* Instructions for the task
Find the number of lines containing the string "JSON" in the data. Answer with the number by itself.

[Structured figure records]
..........

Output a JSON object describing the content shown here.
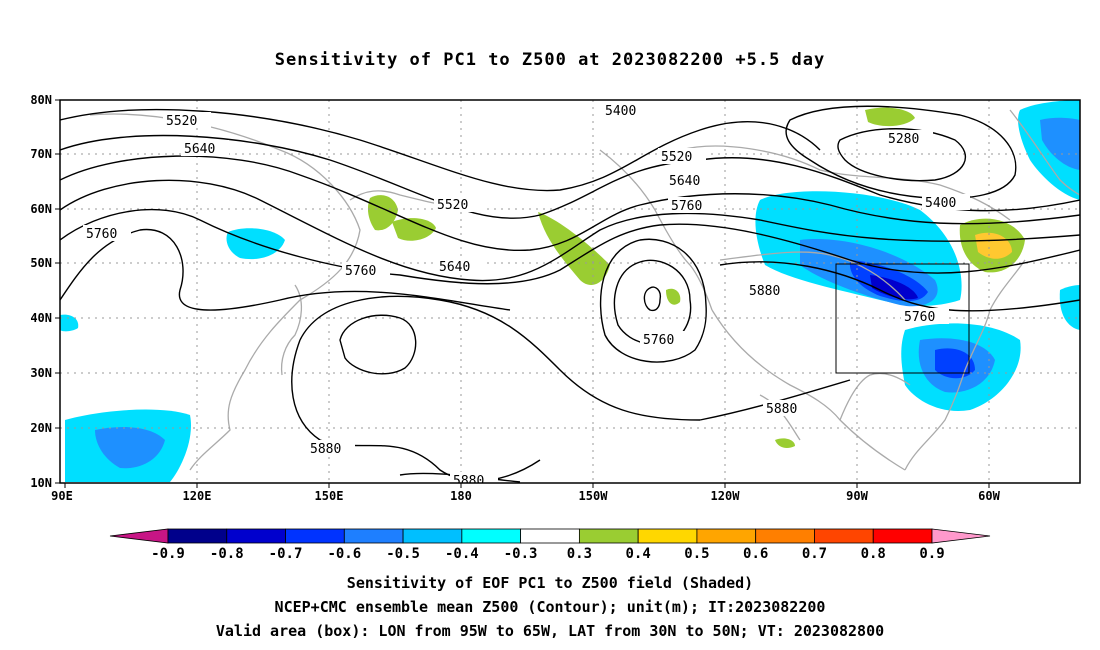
{
  "title": "Sensitivity of PC1 to Z500 at 2023082200 +5.5 day",
  "lat_labels": [
    "80N",
    "70N",
    "60N",
    "50N",
    "40N",
    "30N",
    "20N",
    "10N"
  ],
  "lon_labels": [
    "90E",
    "120E",
    "150E",
    "180",
    "150W",
    "120W",
    "90W",
    "60W"
  ],
  "contour_labels": [
    "5520",
    "5640",
    "5760",
    "5400",
    "5520",
    "5640",
    "5760",
    "5280",
    "5400",
    "5520",
    "5640",
    "5760",
    "5880",
    "5760",
    "5760",
    "5880",
    "5880",
    "5880"
  ],
  "colorbar": {
    "labels": [
      "-0.9",
      "-0.8",
      "-0.7",
      "-0.6",
      "-0.5",
      "-0.4",
      "-0.3",
      "0.3",
      "0.4",
      "0.5",
      "0.6",
      "0.7",
      "0.8",
      "0.9"
    ],
    "colors": [
      "#c71585",
      "#00008b",
      "#0000cd",
      "#0033ff",
      "#1e7fff",
      "#00bfff",
      "#00ffff",
      "#ffffff",
      "#9acd32",
      "#ffd700",
      "#ffa500",
      "#ff7f00",
      "#ff4500",
      "#ff0000",
      "#ff99cc"
    ]
  },
  "captions": [
    "Sensitivity of EOF PC1 to Z500 field (Shaded)",
    "NCEP+CMC ensemble mean Z500 (Contour); unit(m); IT:2023082200",
    "Valid area (box): LON from 95W to 65W, LAT from 30N to 50N; VT: 2023082800"
  ]
}
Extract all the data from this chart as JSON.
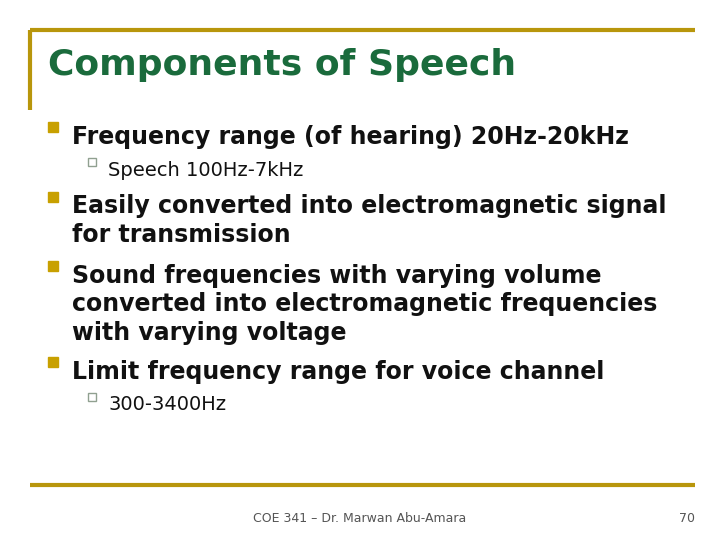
{
  "title": "Components of Speech",
  "title_color": "#1a6b3c",
  "background_color": "#ffffff",
  "border_color": "#b8960c",
  "footer_text": "COE 341 – Dr. Marwan Abu-Amara",
  "page_number": "70",
  "bullet_color": "#c8a000",
  "sub_bullet_color": "#90a090",
  "text_color": "#111111",
  "bullet_items": [
    {
      "text": "Frequency range (of hearing) 20Hz-20kHz",
      "sub": [
        "Speech 100Hz-7kHz"
      ]
    },
    {
      "text": "Easily converted into electromagnetic signal\nfor transmission",
      "sub": []
    },
    {
      "text": "Sound frequencies with varying volume\nconverted into electromagnetic frequencies\nwith varying voltage",
      "sub": []
    },
    {
      "text": "Limit frequency range for voice channel",
      "sub": [
        "300-3400Hz"
      ]
    }
  ],
  "main_font_size": 17,
  "sub_font_size": 14,
  "title_font_size": 26,
  "footer_font_size": 9
}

..........

* Exercise response
2